What the exercise asks:
Return all lines below containing the word "transactions".

[Figure record listings]
· · ·

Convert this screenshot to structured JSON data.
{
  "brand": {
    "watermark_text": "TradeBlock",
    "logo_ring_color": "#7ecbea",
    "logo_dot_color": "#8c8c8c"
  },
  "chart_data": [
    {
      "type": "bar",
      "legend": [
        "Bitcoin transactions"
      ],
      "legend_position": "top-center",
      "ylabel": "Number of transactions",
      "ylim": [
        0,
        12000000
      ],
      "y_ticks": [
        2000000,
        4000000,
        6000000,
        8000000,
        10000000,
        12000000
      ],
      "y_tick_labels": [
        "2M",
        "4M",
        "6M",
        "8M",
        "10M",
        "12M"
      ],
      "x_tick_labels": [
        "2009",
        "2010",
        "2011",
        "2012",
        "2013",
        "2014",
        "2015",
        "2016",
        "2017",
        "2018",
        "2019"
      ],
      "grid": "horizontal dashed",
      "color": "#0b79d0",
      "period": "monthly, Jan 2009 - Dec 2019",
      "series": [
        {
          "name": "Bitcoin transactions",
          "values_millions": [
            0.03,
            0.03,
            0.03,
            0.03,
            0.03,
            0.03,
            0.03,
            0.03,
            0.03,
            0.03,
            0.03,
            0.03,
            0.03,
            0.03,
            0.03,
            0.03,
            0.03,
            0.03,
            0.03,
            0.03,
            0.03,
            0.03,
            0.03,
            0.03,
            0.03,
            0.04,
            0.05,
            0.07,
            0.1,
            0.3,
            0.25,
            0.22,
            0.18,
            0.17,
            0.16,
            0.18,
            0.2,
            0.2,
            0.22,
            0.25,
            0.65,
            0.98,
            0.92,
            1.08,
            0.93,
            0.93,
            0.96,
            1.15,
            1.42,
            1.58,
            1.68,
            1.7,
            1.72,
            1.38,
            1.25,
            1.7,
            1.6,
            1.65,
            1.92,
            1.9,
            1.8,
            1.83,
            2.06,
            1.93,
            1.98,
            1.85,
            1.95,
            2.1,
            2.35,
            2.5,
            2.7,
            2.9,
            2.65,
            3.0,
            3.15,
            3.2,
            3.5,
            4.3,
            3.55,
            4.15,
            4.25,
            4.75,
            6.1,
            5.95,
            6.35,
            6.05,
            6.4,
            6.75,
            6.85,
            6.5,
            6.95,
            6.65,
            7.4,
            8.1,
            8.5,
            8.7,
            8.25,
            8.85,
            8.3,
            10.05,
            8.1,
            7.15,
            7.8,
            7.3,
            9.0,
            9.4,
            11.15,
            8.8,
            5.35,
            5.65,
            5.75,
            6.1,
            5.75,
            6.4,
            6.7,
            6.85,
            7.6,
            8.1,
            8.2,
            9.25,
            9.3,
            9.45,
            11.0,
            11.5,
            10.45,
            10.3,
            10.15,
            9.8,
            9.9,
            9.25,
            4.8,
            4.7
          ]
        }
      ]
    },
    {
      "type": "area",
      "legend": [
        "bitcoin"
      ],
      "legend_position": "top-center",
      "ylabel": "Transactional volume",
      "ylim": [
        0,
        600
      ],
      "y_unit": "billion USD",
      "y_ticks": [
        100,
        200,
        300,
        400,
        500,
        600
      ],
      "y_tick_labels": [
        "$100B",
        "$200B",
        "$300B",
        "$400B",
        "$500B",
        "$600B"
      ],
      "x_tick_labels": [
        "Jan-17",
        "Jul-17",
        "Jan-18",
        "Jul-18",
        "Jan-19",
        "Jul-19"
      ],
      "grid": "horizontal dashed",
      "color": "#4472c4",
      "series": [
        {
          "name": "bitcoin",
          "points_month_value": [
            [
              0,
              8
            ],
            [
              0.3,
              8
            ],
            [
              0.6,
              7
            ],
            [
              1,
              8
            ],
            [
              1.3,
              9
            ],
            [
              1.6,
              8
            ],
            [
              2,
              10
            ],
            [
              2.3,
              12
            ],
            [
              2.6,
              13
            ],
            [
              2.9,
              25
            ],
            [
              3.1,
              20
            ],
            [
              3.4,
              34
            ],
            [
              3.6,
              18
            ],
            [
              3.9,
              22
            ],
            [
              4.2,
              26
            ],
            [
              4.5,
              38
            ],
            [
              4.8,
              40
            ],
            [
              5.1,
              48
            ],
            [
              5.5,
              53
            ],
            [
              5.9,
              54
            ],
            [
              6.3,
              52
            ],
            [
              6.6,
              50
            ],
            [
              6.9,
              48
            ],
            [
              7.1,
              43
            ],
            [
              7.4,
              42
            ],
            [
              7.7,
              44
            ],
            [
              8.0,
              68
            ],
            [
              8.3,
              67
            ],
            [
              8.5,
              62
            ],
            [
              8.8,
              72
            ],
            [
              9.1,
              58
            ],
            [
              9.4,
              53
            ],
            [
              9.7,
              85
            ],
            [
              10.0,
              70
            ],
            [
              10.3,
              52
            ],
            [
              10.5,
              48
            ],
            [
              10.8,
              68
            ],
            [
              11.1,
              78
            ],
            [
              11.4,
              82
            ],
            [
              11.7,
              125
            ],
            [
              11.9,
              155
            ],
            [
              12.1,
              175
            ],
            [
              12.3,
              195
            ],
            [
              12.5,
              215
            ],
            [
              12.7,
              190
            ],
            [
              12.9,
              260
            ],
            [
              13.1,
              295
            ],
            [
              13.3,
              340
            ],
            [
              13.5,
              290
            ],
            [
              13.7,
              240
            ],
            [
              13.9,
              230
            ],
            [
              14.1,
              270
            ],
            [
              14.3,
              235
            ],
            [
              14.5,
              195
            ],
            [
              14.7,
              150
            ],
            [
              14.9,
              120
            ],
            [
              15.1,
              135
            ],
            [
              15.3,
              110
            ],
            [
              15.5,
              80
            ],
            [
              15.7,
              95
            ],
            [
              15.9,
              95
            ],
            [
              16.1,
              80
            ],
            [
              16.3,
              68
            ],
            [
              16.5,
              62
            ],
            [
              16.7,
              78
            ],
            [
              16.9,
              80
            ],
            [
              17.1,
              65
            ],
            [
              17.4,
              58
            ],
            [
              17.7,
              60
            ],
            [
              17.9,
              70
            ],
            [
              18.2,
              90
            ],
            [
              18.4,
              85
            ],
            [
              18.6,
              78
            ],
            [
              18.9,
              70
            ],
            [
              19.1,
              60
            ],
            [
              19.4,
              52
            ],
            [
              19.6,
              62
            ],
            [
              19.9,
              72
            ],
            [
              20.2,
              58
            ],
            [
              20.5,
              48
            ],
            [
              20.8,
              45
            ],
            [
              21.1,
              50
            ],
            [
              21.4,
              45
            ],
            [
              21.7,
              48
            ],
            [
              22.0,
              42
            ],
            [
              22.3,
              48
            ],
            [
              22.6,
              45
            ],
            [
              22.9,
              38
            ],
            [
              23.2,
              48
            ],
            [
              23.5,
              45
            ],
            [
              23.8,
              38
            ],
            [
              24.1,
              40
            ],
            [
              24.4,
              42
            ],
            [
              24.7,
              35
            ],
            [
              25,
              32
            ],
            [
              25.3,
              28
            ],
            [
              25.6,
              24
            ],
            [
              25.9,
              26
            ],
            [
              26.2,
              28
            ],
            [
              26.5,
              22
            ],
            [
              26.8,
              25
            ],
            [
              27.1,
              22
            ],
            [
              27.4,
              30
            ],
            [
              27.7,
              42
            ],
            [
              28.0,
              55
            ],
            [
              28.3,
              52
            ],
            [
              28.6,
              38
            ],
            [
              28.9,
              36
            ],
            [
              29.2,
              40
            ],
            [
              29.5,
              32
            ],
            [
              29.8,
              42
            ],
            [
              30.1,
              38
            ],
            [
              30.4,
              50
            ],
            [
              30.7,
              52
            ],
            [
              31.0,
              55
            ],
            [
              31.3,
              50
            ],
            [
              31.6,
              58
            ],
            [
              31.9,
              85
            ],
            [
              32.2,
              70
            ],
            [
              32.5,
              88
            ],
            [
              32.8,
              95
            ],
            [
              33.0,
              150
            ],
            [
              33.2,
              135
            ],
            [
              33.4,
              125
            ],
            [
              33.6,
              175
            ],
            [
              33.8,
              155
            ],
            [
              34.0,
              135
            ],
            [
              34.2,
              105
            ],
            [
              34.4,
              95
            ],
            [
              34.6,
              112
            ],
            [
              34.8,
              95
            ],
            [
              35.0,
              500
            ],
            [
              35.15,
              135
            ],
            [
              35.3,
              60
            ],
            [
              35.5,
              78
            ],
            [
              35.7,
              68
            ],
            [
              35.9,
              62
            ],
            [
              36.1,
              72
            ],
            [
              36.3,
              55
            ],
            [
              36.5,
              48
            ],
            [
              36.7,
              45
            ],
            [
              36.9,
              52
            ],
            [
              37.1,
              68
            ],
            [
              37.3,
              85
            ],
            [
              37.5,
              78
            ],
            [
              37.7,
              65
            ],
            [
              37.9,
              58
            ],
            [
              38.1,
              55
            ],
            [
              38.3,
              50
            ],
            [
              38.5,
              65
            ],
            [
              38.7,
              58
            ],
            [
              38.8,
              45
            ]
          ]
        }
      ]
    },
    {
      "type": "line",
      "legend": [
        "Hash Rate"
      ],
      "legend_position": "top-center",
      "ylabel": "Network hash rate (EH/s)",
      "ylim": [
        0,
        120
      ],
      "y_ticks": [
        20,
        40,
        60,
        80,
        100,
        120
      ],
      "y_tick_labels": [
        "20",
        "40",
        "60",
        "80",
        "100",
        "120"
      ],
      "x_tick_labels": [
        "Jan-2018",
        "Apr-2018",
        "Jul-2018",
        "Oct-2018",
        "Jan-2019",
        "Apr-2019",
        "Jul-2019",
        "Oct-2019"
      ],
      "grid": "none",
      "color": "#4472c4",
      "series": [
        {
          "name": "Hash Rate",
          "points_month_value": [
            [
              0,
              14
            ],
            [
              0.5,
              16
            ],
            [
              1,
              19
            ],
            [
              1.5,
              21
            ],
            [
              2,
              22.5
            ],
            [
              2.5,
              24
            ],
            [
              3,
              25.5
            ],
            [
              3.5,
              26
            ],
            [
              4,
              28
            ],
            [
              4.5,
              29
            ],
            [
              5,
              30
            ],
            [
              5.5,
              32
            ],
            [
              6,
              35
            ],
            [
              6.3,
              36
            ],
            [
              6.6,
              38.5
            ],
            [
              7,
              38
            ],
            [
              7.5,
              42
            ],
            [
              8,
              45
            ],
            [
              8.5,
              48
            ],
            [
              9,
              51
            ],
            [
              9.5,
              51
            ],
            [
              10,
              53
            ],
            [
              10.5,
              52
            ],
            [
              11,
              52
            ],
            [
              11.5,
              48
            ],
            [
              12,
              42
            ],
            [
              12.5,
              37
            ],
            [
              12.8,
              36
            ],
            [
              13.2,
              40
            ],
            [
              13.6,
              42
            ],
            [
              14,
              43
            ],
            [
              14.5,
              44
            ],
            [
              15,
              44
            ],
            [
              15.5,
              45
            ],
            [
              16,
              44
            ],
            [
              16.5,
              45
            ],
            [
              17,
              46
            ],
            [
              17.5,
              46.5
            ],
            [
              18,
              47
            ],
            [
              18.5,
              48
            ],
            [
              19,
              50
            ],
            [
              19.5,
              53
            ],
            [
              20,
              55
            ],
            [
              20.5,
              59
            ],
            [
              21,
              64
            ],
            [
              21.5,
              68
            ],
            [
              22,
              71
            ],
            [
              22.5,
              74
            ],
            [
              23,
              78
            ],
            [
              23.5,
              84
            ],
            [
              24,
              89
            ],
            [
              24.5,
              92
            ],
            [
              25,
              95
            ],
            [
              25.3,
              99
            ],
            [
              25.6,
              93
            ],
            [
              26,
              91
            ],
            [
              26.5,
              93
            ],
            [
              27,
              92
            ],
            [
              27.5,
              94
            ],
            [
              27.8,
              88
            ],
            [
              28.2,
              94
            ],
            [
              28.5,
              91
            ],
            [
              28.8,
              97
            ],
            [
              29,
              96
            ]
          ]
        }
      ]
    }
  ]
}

· · ·

Answer:
        "Bitcoin transactions"
      "ylabel": "Number of transactions",
          "name": "Bitcoin transactions",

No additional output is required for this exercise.